Dataset excerpt:
——————
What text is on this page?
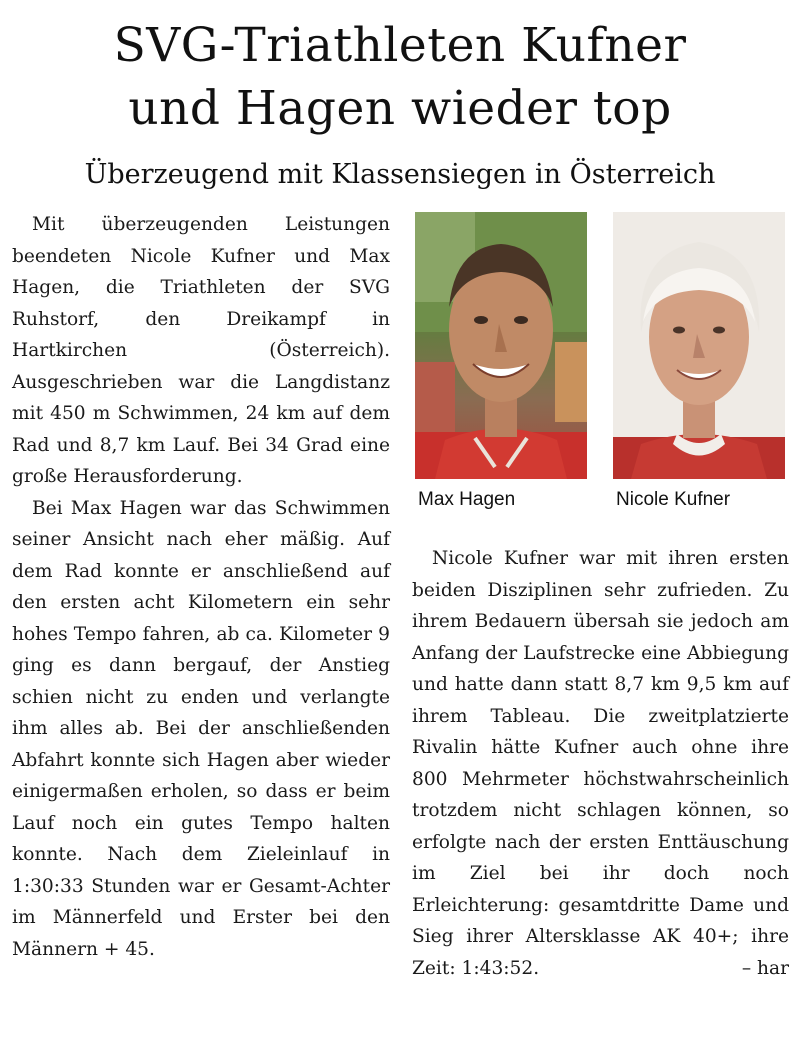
SVG-Triathleten Kufner
und Hagen wieder top
Überzeugend mit Klassensiegen in Österreich

Mit überzeugenden Leistungen beendeten Nicole Kufner und Max Hagen, die Triathleten der SVG Ruhstorf, den Dreikampf in Hartkirchen (Österreich). Ausgeschrieben war die Langdistanz mit 450 m Schwimmen, 24 km auf dem Rad und 8,7 km Lauf. Bei 34 Grad eine große Herausforderung.

Bei Max Hagen war das Schwimmen seiner Ansicht nach eher mäßig. Auf dem Rad konnte er anschließend auf den ersten acht Kilometern ein sehr hohes Tempo fahren, ab ca. Kilometer 9 ging es dann bergauf, der Anstieg schien nicht zu enden und verlangte ihm alles ab. Bei der anschließenden Abfahrt konnte sich Hagen aber wieder einigermaßen erholen, so dass er beim Lauf noch ein gutes Tempo halten konnte. Nach dem Zieleinlauf in 1:30:33 Stunden war er Gesamt-Achter im Männerfeld und Erster bei den Männern + 45.

Max Hagen	Nicole Kufner

Nicole Kufner war mit ihren ersten beiden Disziplinen sehr zufrieden. Zu ihrem Bedauern übersah sie jedoch am Anfang der Laufstrecke eine Abbiegung und hatte dann statt 8,7 km 9,5 km auf ihrem Tableau. Die zweitplatzierte Rivalin hätte Kufner auch ohne ihre 800 Mehrmeter höchstwahrscheinlich trotzdem nicht schlagen können, so erfolgte nach der ersten Enttäuschung im Ziel bei ihr doch noch Erleichterung: gesamtdritte Dame und Sieg ihrer Altersklasse AK 40+; ihre Zeit: 1:43:52.	– har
——————
REQUIREMENT:
Pictures are excluded; copy all other data exactly as shown.

EXERCISE RESULT:
What text is on this page?
SVG-Triathleten Kufner
und Hagen wieder top
Überzeugend mit Klassensiegen in Österreich

Mit überzeugenden Leistungen beendeten Nicole Kufner und Max Hagen, die Triathleten der SVG Ruhstorf, den Dreikampf in Hartkirchen (Österreich). Ausgeschrieben war die Langdistanz mit 450 m Schwimmen, 24 km auf dem Rad und 8,7 km Lauf. Bei 34 Grad eine große Herausforderung.

Bei Max Hagen war das Schwimmen seiner Ansicht nach eher mäßig. Auf dem Rad konnte er anschließend auf den ersten acht Kilometern ein sehr hohes Tempo fahren, ab ca. Kilometer 9 ging es dann bergauf, der Anstieg schien nicht zu enden und verlangte ihm alles ab. Bei der anschließenden Abfahrt konnte sich Hagen aber wieder einigermaßen erholen, so dass er beim Lauf noch ein gutes Tempo halten konnte. Nach dem Zieleinlauf in 1:30:33 Stunden war er Gesamt-Achter im Männerfeld und Erster bei den Männern + 45.

Max Hagen	Nicole Kufner

Nicole Kufner war mit ihren ersten beiden Disziplinen sehr zufrieden. Zu ihrem Bedauern übersah sie jedoch am Anfang der Laufstrecke eine Abbiegung und hatte dann statt 8,7 km 9,5 km auf ihrem Tableau. Die zweitplatzierte Rivalin hätte Kufner auch ohne ihre 800 Mehrmeter höchstwahrscheinlich trotzdem nicht schlagen können, so erfolgte nach der ersten Enttäuschung im Ziel bei ihr doch noch Erleichterung: gesamtdritte Dame und Sieg ihrer Altersklasse AK 40+; ihre Zeit: 1:43:52.	– har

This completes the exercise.